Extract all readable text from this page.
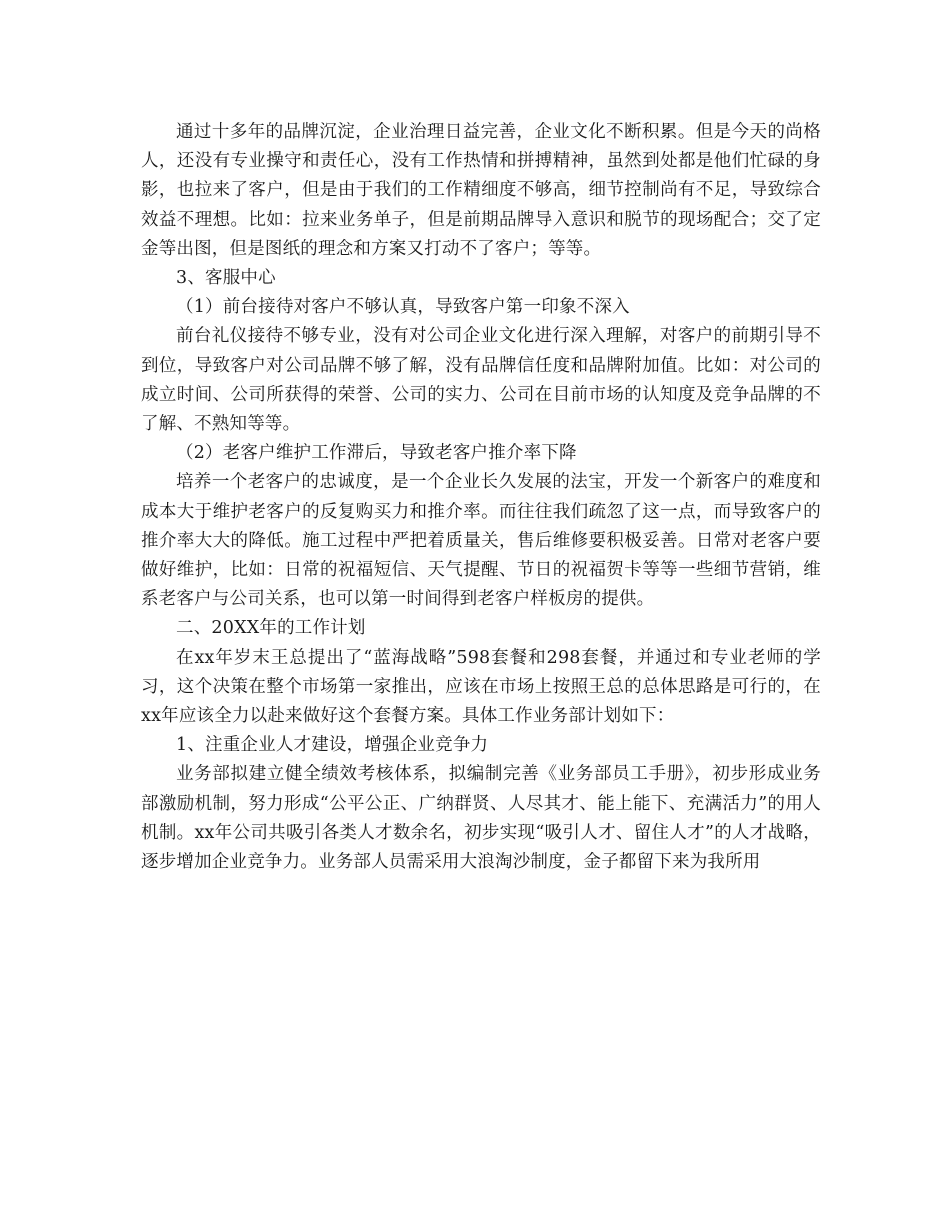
通过十多年的品牌沉淀，企业治理日益完善，企业文化不断积累。但是今天的尚格人，还没有专业操守和责任心，没有工作热情和拼搏精神，虽然到处都是他们忙碌的身影，也拉来了客户，但是由于我们的工作精细度不够高，细节控制尚有不足，导致综合效益不理想。比如：拉来业务单子，但是前期品牌导入意识和脱节的现场配合；交了定金等出图，但是图纸的理念和方案又打动不了客户；等等。

3、客服中心

（1）前台接待对客户不够认真，导致客户第一印象不深入

前台礼仪接待不够专业，没有对公司企业文化进行深入理解，对客户的前期引导不到位，导致客户对公司品牌不够了解，没有品牌信任度和品牌附加值。比如：对公司的成立时间、公司所获得的荣誉、公司的实力、公司在目前市场的认知度及竞争品牌的不了解、不熟知等等。

（2）老客户维护工作滞后，导致老客户推介率下降

培养一个老客户的忠诚度，是一个企业长久发展的法宝，开发一个新客户的难度和成本大于维护老客户的反复购买力和推介率。而往往我们疏忽了这一点，而导致客户的推介率大大的降低。施工过程中严把着质量关，售后维修要积极妥善。日常对老客户要做好维护，比如：日常的祝福短信、天气提醒、节日的祝福贺卡等等一些细节营销，维系老客户与公司关系，也可以第一时间得到老客户样板房的提供。

二、20XX年的工作计划

在xx年岁末王总提出了“蓝海战略”598套餐和298套餐，并通过和专业老师的学习，这个决策在整个市场第一家推出，应该在市场上按照王总的总体思路是可行的，在xx年应该全力以赴来做好这个套餐方案。具体工作业务部计划如下：

1、注重企业人才建设，增强企业竞争力

业务部拟建立健全绩效考核体系，拟编制完善《业务部员工手册》，初步形成业务部激励机制，努力形成“公平公正、广纳群贤、人尽其才、能上能下、充满活力”的用人机制。xx年公司共吸引各类人才数余名，初步实现“吸引人才、留住人才”的人才战略，逐步增加企业竞争力。业务部人员需采用大浪淘沙制度，金子都留下来为我所用
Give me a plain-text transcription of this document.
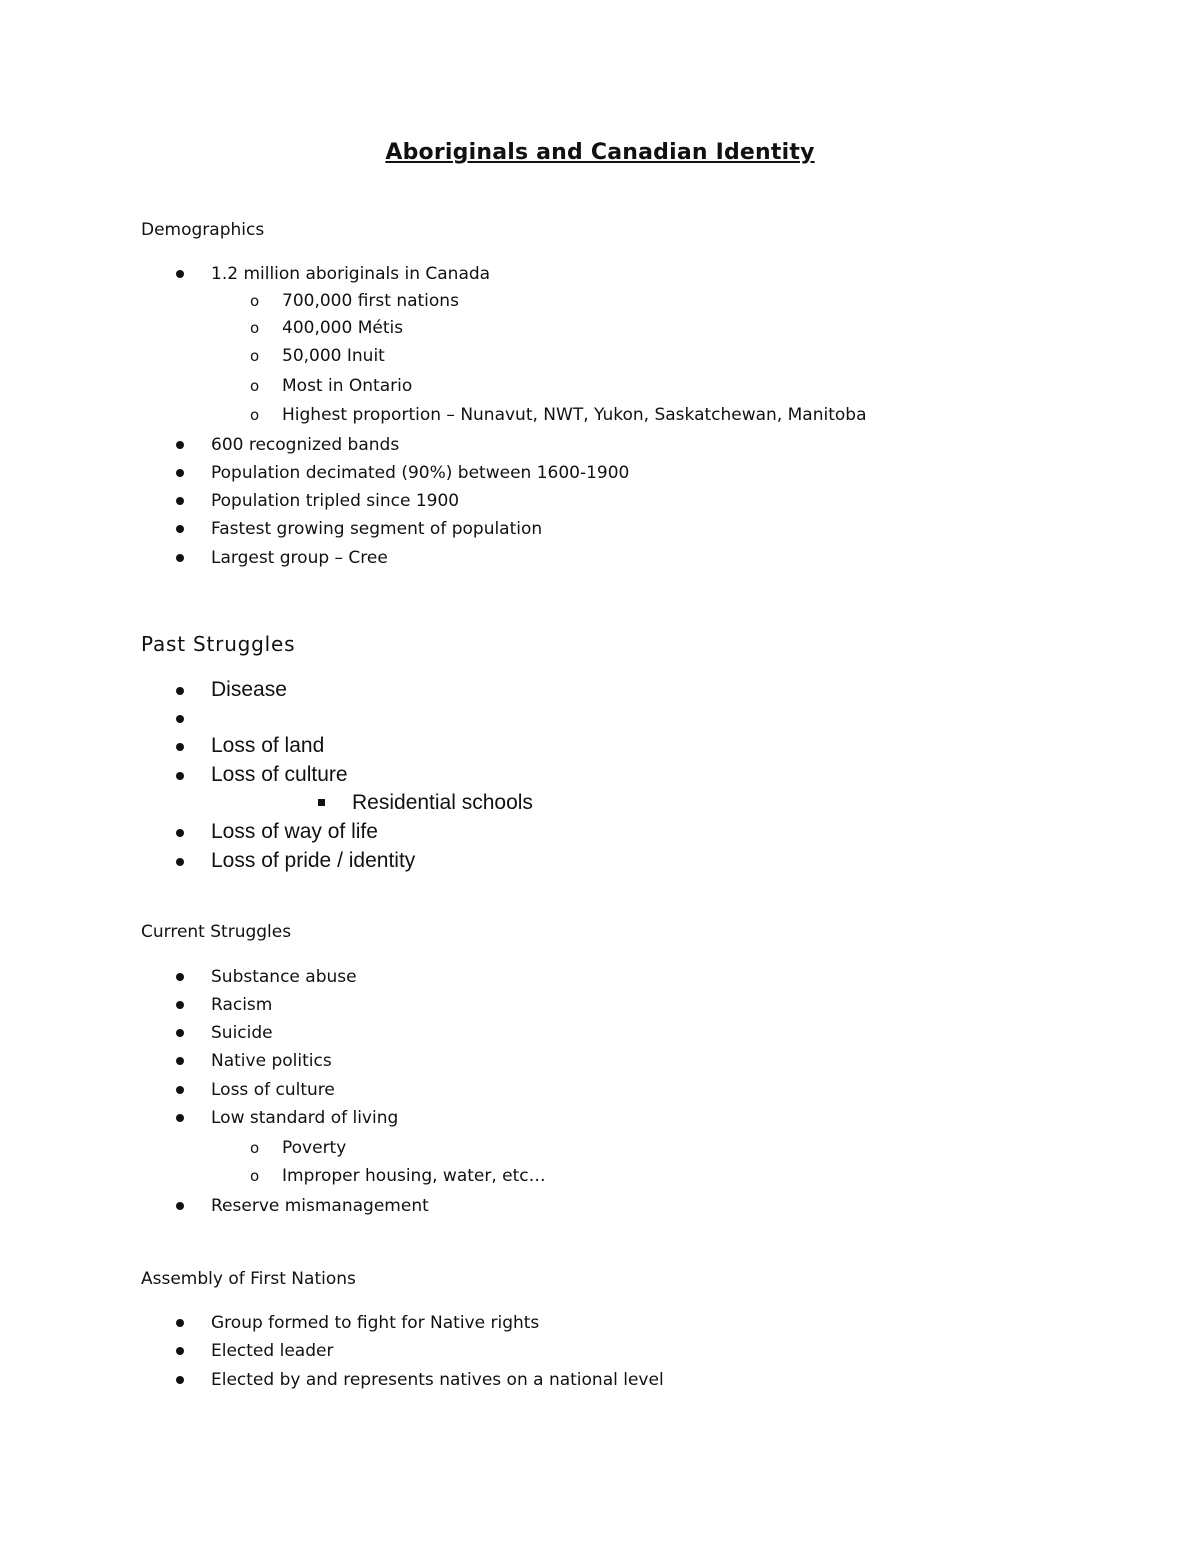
Aboriginals and Canadian Identity
Demographics
1.2 million aboriginals in Canada
o 700,000 first nations
o 400,000 Métis
o 50,000 Inuit
o Most in Ontario
o Highest proportion – Nunavut, NWT, Yukon, Saskatchewan, Manitoba
600 recognized bands
Population decimated (90%) between 1600-1900
Population tripled since 1900
Fastest growing segment of population
Largest group – Cree
Past Struggles
Disease
Loss of land
Loss of culture
Residential schools
Loss of way of life
Loss of pride / identity
Current Struggles
Substance abuse
Racism
Suicide
Native politics
Loss of culture
Low standard of living
o Poverty
o Improper housing, water, etc…
Reserve mismanagement
Assembly of First Nations
Group formed to fight for Native rights
Elected leader
Elected by and represents natives on a national level
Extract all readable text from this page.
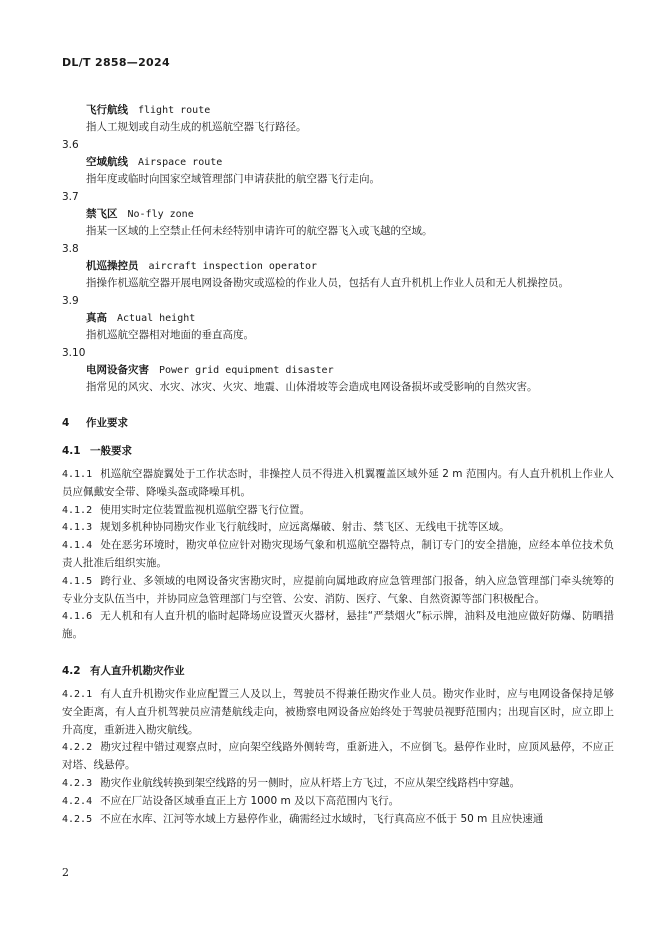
DL/T 2858—2024
飞行航线 flight route
指人工规划或自动生成的机巡航空器飞行路径。
3.6
空域航线 Airspace route
指年度或临时向国家空域管理部门申请获批的航空器飞行走向。
3.7
禁飞区 No-fly zone
指某一区域的上空禁止任何未经特别申请许可的航空器飞入或飞越的空域。
3.8
机巡操控员 aircraft inspection operator
指操作机巡航空器开展电网设备勘灾或巡检的作业人员，包括有人直升机机上作业人员和无人机操控员。
3.9
真高 Actual height
指机巡航空器相对地面的垂直高度。
3.10
电网设备灾害 Power grid equipment disaster
指常见的风灾、水灾、冰灾、火灾、地震、山体滑坡等会造成电网设备损坏或受影响的自然灾害。
4 作业要求
4.1 一般要求
4.1.1 机巡航空器旋翼处于工作状态时，非操控人员不得进入机翼覆盖区域外延 2 m 范围内。有人直升机机上作业人员应佩戴安全带、降噪头盔或降噪耳机。
4.1.2 使用实时定位装置监视机巡航空器飞行位置。
4.1.3 规划多机种协同勘灾作业飞行航线时，应远离爆破、射击、禁飞区、无线电干扰等区域。
4.1.4 处在恶劣环境时，勘灾单位应针对勘灾现场气象和机巡航空器特点，制订专门的安全措施，应经本单位技术负责人批准后组织实施。
4.1.5 跨行业、多领域的电网设备灾害勘灾时，应提前向属地政府应急管理部门报备，纳入应急管理部门牵头统筹的专业分支队伍当中，并协同应急管理部门与空管、公安、消防、医疗、气象、自然资源等部门积极配合。
4.1.6 无人机和有人直升机的临时起降场应设置灭火器材，悬挂“严禁烟火”标示牌，油料及电池应做好防爆、防晒措施。
4.2 有人直升机勘灾作业
4.2.1 有人直升机勘灾作业应配置三人及以上，驾驶员不得兼任勘灾作业人员。勘灾作业时，应与电网设备保持足够安全距离，有人直升机驾驶员应清楚航线走向，被勘察电网设备应始终处于驾驶员视野范围内；出现盲区时，应立即上升高度，重新进入勘灾航线。
4.2.2 勘灾过程中错过观察点时，应向架空线路外侧转弯，重新进入，不应倒飞。悬停作业时，应顶风悬停，不应正对塔、线悬停。
4.2.3 勘灾作业航线转换到架空线路的另一侧时，应从杆塔上方飞过，不应从架空线路档中穿越。
4.2.4 不应在厂站设备区域垂直正上方 1000 m 及以下高范围内飞行。
4.2.5 不应在水库、江河等水域上方悬停作业，确需经过水域时，飞行真高应不低于 50 m 且应快速通
2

◆ ◆ ◆ ◆ ◆

# Task directions
The records above are to be restated exactly, without their pictures.

# Full response
Extract all readable text from this page.
通过十多年的品牌沉淀，企业治理日益完善，企业文化不断积累。但是今天的尚格人，还没有专业操守和责任心，没有工作热情和拼搏精神，虽然到处都是他们忙碌的身影，也拉来了客户，但是由于我们的工作精细度不够高，细节控制尚有不足，导致综合效益不理想。比如：拉来业务单子，但是前期品牌导入意识和脱节的现场配合；交了定金等出图，但是图纸的理念和方案又打动不了客户；等等。

3、客服中心

（1）前台接待对客户不够认真，导致客户第一印象不深入

前台礼仪接待不够专业，没有对公司企业文化进行深入理解，对客户的前期引导不到位，导致客户对公司品牌不够了解，没有品牌信任度和品牌附加值。比如：对公司的成立时间、公司所获得的荣誉、公司的实力、公司在目前市场的认知度及竞争品牌的不了解、不熟知等等。

（2）老客户维护工作滞后，导致老客户推介率下降

培养一个老客户的忠诚度，是一个企业长久发展的法宝，开发一个新客户的难度和成本大于维护老客户的反复购买力和推介率。而往往我们疏忽了这一点，而导致客户的推介率大大的降低。施工过程中严把着质量关，售后维修要积极妥善。日常对老客户要做好维护，比如：日常的祝福短信、天气提醒、节日的祝福贺卡等等一些细节营销，维系老客户与公司关系，也可以第一时间得到老客户样板房的提供。

二、20XX年的工作计划

在xx年岁末王总提出了“蓝海战略”598套餐和298套餐，并通过和专业老师的学习，这个决策在整个市场第一家推出，应该在市场上按照王总的总体思路是可行的，在xx年应该全力以赴来做好这个套餐方案。具体工作业务部计划如下：

1、注重企业人才建设，增强企业竞争力

业务部拟建立健全绩效考核体系，拟编制完善《业务部员工手册》，初步形成业务部激励机制，努力形成“公平公正、广纳群贤、人尽其才、能上能下、充满活力”的用人机制。xx年公司共吸引各类人才数余名，初步实现“吸引人才、留住人才”的人才战略，逐步增加企业竞争力。业务部人员需采用大浪淘沙制度，金子都留下来为我所用
Give me a plain-text transcription of this document.
Aboriginals and Canadian Identity
Demographics
1.2 million aboriginals in Canada
o 700,000 first nations
o 400,000 Métis
o 50,000 Inuit
o Most in Ontario
o Highest proportion – Nunavut, NWT, Yukon, Saskatchewan, Manitoba
600 recognized bands
Population decimated (90%) between 1600-1900
Population tripled since 1900
Fastest growing segment of population
Largest group – Cree
Past Struggles
Disease
Loss of land
Loss of culture
Residential schools
Loss of way of life
Loss of pride / identity
Current Struggles
Substance abuse
Racism
Suicide
Native politics
Loss of culture
Low standard of living
o Poverty
o Improper housing, water, etc…
Reserve mismanagement
Assembly of First Nations
Group formed to fight for Native rights
Elected leader
Elected by and represents natives on a national level
Extract all readable text from this page.
DL/T 2858—2024
飞行航线 flight route
指人工规划或自动生成的机巡航空器飞行路径。
3.6
空域航线 Airspace route
指年度或临时向国家空域管理部门申请获批的航空器飞行走向。
3.7
禁飞区 No-fly zone
指某一区域的上空禁止任何未经特别申请许可的航空器飞入或飞越的空域。
3.8
机巡操控员 aircraft inspection operator
指操作机巡航空器开展电网设备勘灾或巡检的作业人员，包括有人直升机机上作业人员和无人机操控员。
3.9
真高 Actual height
指机巡航空器相对地面的垂直高度。
3.10
电网设备灾害 Power grid equipment disaster
指常见的风灾、水灾、冰灾、火灾、地震、山体滑坡等会造成电网设备损坏或受影响的自然灾害。
4 作业要求
4.1 一般要求
4.1.1 机巡航空器旋翼处于工作状态时，非操控人员不得进入机翼覆盖区域外延 2 m 范围内。有人直升机机上作业人员应佩戴安全带、降噪头盔或降噪耳机。
4.1.2 使用实时定位装置监视机巡航空器飞行位置。
4.1.3 规划多机种协同勘灾作业飞行航线时，应远离爆破、射击、禁飞区、无线电干扰等区域。
4.1.4 处在恶劣环境时，勘灾单位应针对勘灾现场气象和机巡航空器特点，制订专门的安全措施，应经本单位技术负责人批准后组织实施。
4.1.5 跨行业、多领域的电网设备灾害勘灾时，应提前向属地政府应急管理部门报备，纳入应急管理部门牵头统筹的专业分支队伍当中，并协同应急管理部门与空管、公安、消防、医疗、气象、自然资源等部门积极配合。
4.1.6 无人机和有人直升机的临时起降场应设置灭火器材，悬挂“严禁烟火”标示牌，油料及电池应做好防爆、防晒措施。
4.2 有人直升机勘灾作业
4.2.1 有人直升机勘灾作业应配置三人及以上，驾驶员不得兼任勘灾作业人员。勘灾作业时，应与电网设备保持足够安全距离，有人直升机驾驶员应清楚航线走向，被勘察电网设备应始终处于驾驶员视野范围内；出现盲区时，应立即上升高度，重新进入勘灾航线。
4.2.2 勘灾过程中错过观察点时，应向架空线路外侧转弯，重新进入，不应倒飞。悬停作业时，应顶风悬停，不应正对塔、线悬停。
4.2.3 勘灾作业航线转换到架空线路的另一侧时，应从杆塔上方飞过，不应从架空线路档中穿越。
4.2.4 不应在厂站设备区域垂直正上方 1000 m 及以下高范围内飞行。
4.2.5 不应在水库、江河等水域上方悬停作业，确需经过水域时，飞行真高应不低于 50 m 且应快速通
2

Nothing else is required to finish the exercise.